start
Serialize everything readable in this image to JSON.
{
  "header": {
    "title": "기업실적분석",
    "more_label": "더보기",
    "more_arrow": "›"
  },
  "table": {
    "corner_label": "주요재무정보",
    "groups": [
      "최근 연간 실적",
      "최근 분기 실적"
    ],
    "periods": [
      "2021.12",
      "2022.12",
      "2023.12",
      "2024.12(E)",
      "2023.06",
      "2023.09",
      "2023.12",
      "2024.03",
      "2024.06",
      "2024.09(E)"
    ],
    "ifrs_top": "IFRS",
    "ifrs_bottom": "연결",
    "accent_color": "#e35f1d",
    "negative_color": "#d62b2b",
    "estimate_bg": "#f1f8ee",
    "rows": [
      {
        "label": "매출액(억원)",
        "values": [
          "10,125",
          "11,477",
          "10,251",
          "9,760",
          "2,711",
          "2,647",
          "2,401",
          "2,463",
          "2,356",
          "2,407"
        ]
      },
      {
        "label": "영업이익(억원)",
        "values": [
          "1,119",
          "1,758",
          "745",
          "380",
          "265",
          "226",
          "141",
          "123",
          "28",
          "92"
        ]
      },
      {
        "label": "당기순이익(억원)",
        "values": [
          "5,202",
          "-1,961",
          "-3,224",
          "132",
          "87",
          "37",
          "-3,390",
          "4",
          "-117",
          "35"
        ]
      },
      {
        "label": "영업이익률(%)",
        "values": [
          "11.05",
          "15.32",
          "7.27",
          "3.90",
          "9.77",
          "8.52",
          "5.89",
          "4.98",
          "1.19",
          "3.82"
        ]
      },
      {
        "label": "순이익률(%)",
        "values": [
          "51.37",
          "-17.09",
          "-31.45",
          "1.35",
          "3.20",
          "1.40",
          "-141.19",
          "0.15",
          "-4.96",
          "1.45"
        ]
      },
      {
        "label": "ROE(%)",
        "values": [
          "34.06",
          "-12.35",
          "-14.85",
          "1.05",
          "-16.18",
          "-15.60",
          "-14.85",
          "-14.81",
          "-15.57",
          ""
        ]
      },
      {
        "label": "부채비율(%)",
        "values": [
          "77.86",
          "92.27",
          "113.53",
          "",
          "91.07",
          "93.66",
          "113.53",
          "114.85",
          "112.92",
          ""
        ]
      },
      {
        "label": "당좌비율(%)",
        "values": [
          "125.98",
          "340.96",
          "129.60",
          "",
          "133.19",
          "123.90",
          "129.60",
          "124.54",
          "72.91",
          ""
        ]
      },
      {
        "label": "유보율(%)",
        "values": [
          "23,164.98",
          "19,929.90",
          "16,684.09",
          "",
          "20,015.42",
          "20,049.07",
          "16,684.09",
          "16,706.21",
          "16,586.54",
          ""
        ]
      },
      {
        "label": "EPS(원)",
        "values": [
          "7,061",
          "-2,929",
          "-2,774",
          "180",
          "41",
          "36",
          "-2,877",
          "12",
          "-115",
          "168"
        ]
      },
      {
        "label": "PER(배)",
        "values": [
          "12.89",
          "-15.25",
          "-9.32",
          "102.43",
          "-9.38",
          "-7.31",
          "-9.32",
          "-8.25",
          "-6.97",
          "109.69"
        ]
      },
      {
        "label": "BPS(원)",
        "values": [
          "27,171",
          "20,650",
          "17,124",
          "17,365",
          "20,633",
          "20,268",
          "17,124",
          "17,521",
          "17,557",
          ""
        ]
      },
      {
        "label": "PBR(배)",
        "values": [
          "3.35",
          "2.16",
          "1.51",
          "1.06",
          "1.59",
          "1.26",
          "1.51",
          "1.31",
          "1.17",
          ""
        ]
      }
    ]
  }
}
end
■ **Given task**: Reproduce the entries above in full by retyping them exactly.

■ **Written answer**:
Serialize everything readable in this image to JSON.
{
  "header": {
    "title": "기업실적분석",
    "more_label": "더보기",
    "more_arrow": "›"
  },
  "table": {
    "corner_label": "주요재무정보",
    "groups": [
      "최근 연간 실적",
      "최근 분기 실적"
    ],
    "periods": [
      "2021.12",
      "2022.12",
      "2023.12",
      "2024.12(E)",
      "2023.06",
      "2023.09",
      "2023.12",
      "2024.03",
      "2024.06",
      "2024.09(E)"
    ],
    "ifrs_top": "IFRS",
    "ifrs_bottom": "연결",
    "accent_color": "#e35f1d",
    "negative_color": "#d62b2b",
    "estimate_bg": "#f1f8ee",
    "rows": [
      {
        "label": "매출액(억원)",
        "values": [
          "10,125",
          "11,477",
          "10,251",
          "9,760",
          "2,711",
          "2,647",
          "2,401",
          "2,463",
          "2,356",
          "2,407"
        ]
      },
      {
        "label": "영업이익(억원)",
        "values": [
          "1,119",
          "1,758",
          "745",
          "380",
          "265",
          "226",
          "141",
          "123",
          "28",
          "92"
        ]
      },
      {
        "label": "당기순이익(억원)",
        "values": [
          "5,202",
          "-1,961",
          "-3,224",
          "132",
          "87",
          "37",
          "-3,390",
          "4",
          "-117",
          "35"
        ]
      },
      {
        "label": "영업이익률(%)",
        "values": [
          "11.05",
          "15.32",
          "7.27",
          "3.90",
          "9.77",
          "8.52",
          "5.89",
          "4.98",
          "1.19",
          "3.82"
        ]
      },
      {
        "label": "순이익률(%)",
        "values": [
          "51.37",
          "-17.09",
          "-31.45",
          "1.35",
          "3.20",
          "1.40",
          "-141.19",
          "0.15",
          "-4.96",
          "1.45"
        ]
      },
      {
        "label": "ROE(%)",
        "values": [
          "34.06",
          "-12.35",
          "-14.85",
          "1.05",
          "-16.18",
          "-15.60",
          "-14.85",
          "-14.81",
          "-15.57",
          ""
        ]
      },
      {
        "label": "부채비율(%)",
        "values": [
          "77.86",
          "92.27",
          "113.53",
          "",
          "91.07",
          "93.66",
          "113.53",
          "114.85",
          "112.92",
          ""
        ]
      },
      {
        "label": "당좌비율(%)",
        "values": [
          "125.98",
          "340.96",
          "129.60",
          "",
          "133.19",
          "123.90",
          "129.60",
          "124.54",
          "72.91",
          ""
        ]
      },
      {
        "label": "유보율(%)",
        "values": [
          "23,164.98",
          "19,929.90",
          "16,684.09",
          "",
          "20,015.42",
          "20,049.07",
          "16,684.09",
          "16,706.21",
          "16,586.54",
          ""
        ]
      },
      {
        "label": "EPS(원)",
        "values": [
          "7,061",
          "-2,929",
          "-2,774",
          "180",
          "41",
          "36",
          "-2,877",
          "12",
          "-115",
          "168"
        ]
      },
      {
        "label": "PER(배)",
        "values": [
          "12.89",
          "-15.25",
          "-9.32",
          "102.43",
          "-9.38",
          "-7.31",
          "-9.32",
          "-8.25",
          "-6.97",
          "109.69"
        ]
      },
      {
        "label": "BPS(원)",
        "values": [
          "27,171",
          "20,650",
          "17,124",
          "17,365",
          "20,633",
          "20,268",
          "17,124",
          "17,521",
          "17,557",
          ""
        ]
      },
      {
        "label": "PBR(배)",
        "values": [
          "3.35",
          "2.16",
          "1.51",
          "1.06",
          "1.59",
          "1.26",
          "1.51",
          "1.31",
          "1.17",
          ""
        ]
      }
    ]
  }
}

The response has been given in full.